■ TASK PROMPT:
Return the entries verbatim and drop every picture.

-- start of PROVIDED DATA --

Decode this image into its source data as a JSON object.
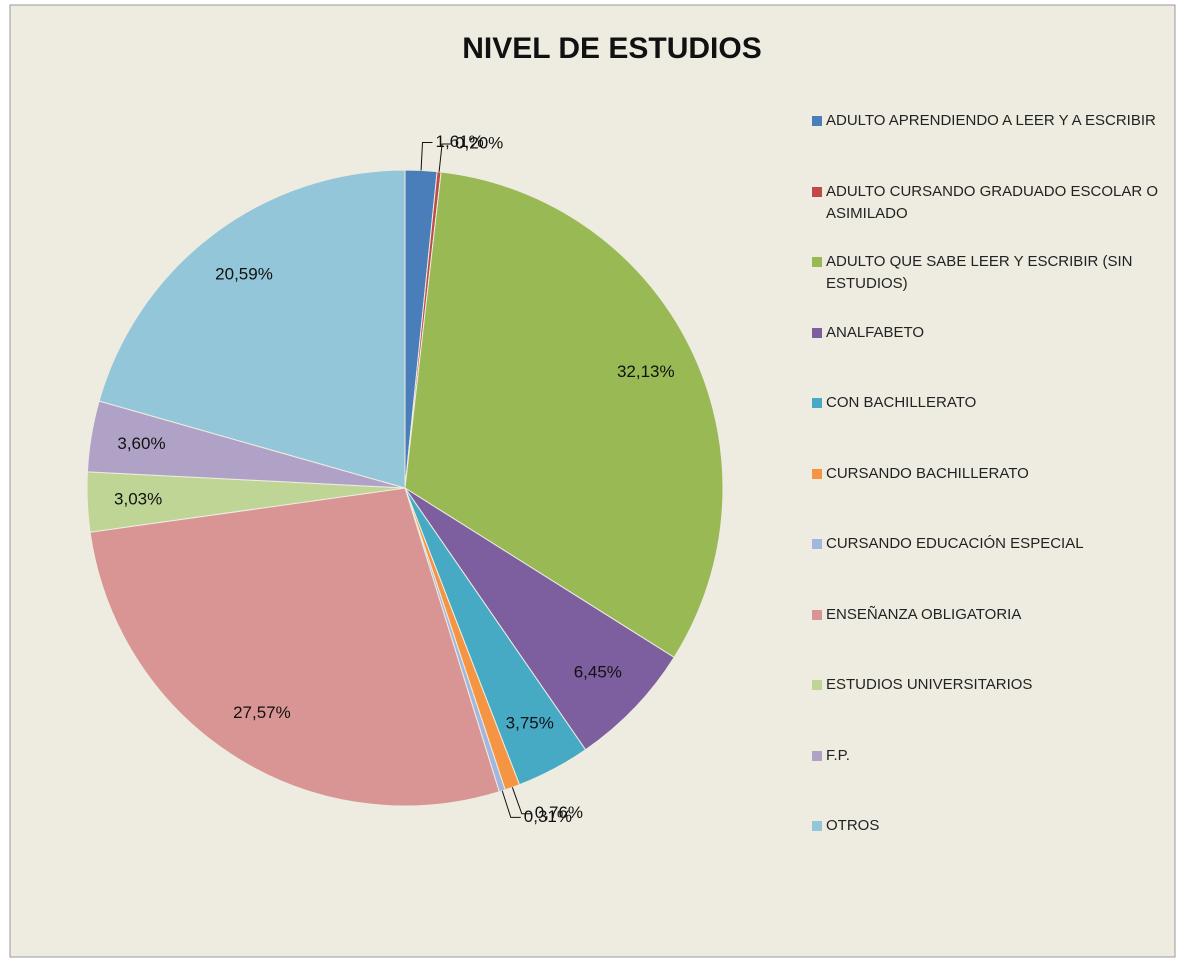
{
  "chart_data": {
    "type": "pie",
    "title": "NIVEL DE ESTUDIOS",
    "categories": [
      "ADULTO APRENDIENDO A LEER Y A ESCRIBIR",
      "ADULTO CURSANDO GRADUADO ESCOLAR O ASIMILADO",
      "ADULTO QUE SABE LEER Y ESCRIBIR (SIN ESTUDIOS)",
      "ANALFABETO",
      "CON BACHILLERATO",
      "CURSANDO BACHILLERATO",
      "CURSANDO EDUCACIÓN ESPECIAL",
      "ENSEÑANZA OBLIGATORIA",
      "ESTUDIOS UNIVERSITARIOS",
      "F.P.",
      "OTROS"
    ],
    "values": [
      1.61,
      0.2,
      32.13,
      6.45,
      3.75,
      0.76,
      0.31,
      27.57,
      3.03,
      3.6,
      20.59
    ],
    "value_labels": [
      "1,61%",
      "0,20%",
      "32,13%",
      "6,45%",
      "3,75%",
      "0,76%",
      "0,31%",
      "27,57%",
      "3,03%",
      "3,60%",
      "20,59%"
    ],
    "colors": [
      "#4a7ebb",
      "#be4b48",
      "#98b954",
      "#7d5fa0",
      "#46aac5",
      "#f59443",
      "#a3b6dd",
      "#d99593",
      "#bed596",
      "#b0a2c6",
      "#93c6d8"
    ],
    "legend": "right"
  }
}
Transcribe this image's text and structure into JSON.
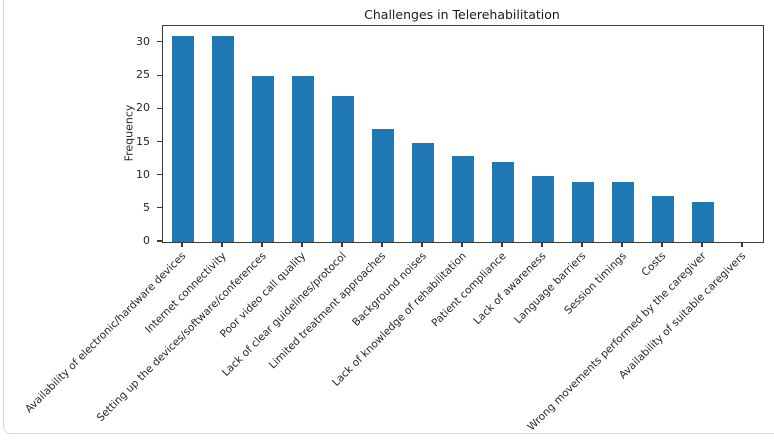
{
  "page": {
    "background_color": "#ffffff",
    "card_border_color": "#d9d9d9"
  },
  "chart_data": {
    "type": "bar",
    "title": "Challenges in Telerehabilitation",
    "xlabel": "",
    "ylabel": "Frequency",
    "categories": [
      "Availability of electronic/hardware devices",
      "Internet connectivity",
      "Setting up the devices/software/conferences",
      "Poor video call quality",
      "Lack of clear guidelines/protocol",
      "Limited treatment approaches",
      "Background noises",
      "Lack of knowledge of rehabilitation",
      "Patient compliance",
      "Lack of awareness",
      "Language barriers",
      "Session timings",
      "Costs",
      "Wrong movements performed by the caregiver",
      "Availability of suitable caregivers"
    ],
    "values": [
      31,
      31,
      25,
      25,
      22,
      17,
      15,
      13,
      12,
      10,
      9,
      9,
      7,
      6,
      0
    ],
    "yticks": [
      0,
      5,
      10,
      15,
      20,
      25,
      30
    ],
    "ylim": [
      0,
      32.55
    ],
    "bar_color": "#1f77b4",
    "axis_color": "#3a3a3a",
    "grid": false,
    "legend_position": "none",
    "x_tick_rotation_deg": 45
  }
}
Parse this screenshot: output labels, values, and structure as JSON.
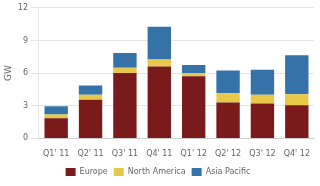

-- end of PROVIDED DATA --

■ PROBLEM SOLUTION:
Decode this image into its source data as a JSON object.
{
  "chart_data": {
    "type": "pie",
    "title": "NIVEL DE ESTUDIOS",
    "categories": [
      "ADULTO APRENDIENDO A LEER Y A ESCRIBIR",
      "ADULTO CURSANDO GRADUADO ESCOLAR O ASIMILADO",
      "ADULTO QUE SABE LEER Y ESCRIBIR (SIN ESTUDIOS)",
      "ANALFABETO",
      "CON BACHILLERATO",
      "CURSANDO BACHILLERATO",
      "CURSANDO EDUCACIÓN ESPECIAL",
      "ENSEÑANZA OBLIGATORIA",
      "ESTUDIOS UNIVERSITARIOS",
      "F.P.",
      "OTROS"
    ],
    "values": [
      1.61,
      0.2,
      32.13,
      6.45,
      3.75,
      0.76,
      0.31,
      27.57,
      3.03,
      3.6,
      20.59
    ],
    "value_labels": [
      "1,61%",
      "0,20%",
      "32,13%",
      "6,45%",
      "3,75%",
      "0,76%",
      "0,31%",
      "27,57%",
      "3,03%",
      "3,60%",
      "20,59%"
    ],
    "colors": [
      "#4a7ebb",
      "#be4b48",
      "#98b954",
      "#7d5fa0",
      "#46aac5",
      "#f59443",
      "#a3b6dd",
      "#d99593",
      "#bed596",
      "#b0a2c6",
      "#93c6d8"
    ],
    "legend": "right"
  }
}
Transcribe this image's text and structure into JSON.
{
  "page": {
    "background_color": "#ffffff",
    "card_border_color": "#d9d9d9"
  },
  "chart_data": {
    "type": "bar",
    "title": "Challenges in Telerehabilitation",
    "xlabel": "",
    "ylabel": "Frequency",
    "categories": [
      "Availability of electronic/hardware devices",
      "Internet connectivity",
      "Setting up the devices/software/conferences",
      "Poor video call quality",
      "Lack of clear guidelines/protocol",
      "Limited treatment approaches",
      "Background noises",
      "Lack of knowledge of rehabilitation",
      "Patient compliance",
      "Lack of awareness",
      "Language barriers",
      "Session timings",
      "Costs",
      "Wrong movements performed by the caregiver",
      "Availability of suitable caregivers"
    ],
    "values": [
      31,
      31,
      25,
      25,
      22,
      17,
      15,
      13,
      12,
      10,
      9,
      9,
      7,
      6,
      0
    ],
    "yticks": [
      0,
      5,
      10,
      15,
      20,
      25,
      30
    ],
    "ylim": [
      0,
      32.55
    ],
    "bar_color": "#1f77b4",
    "axis_color": "#3a3a3a",
    "grid": false,
    "legend_position": "none",
    "x_tick_rotation_deg": 45
  }
}
Parse this screenshot: output labels, values, and structure as JSON.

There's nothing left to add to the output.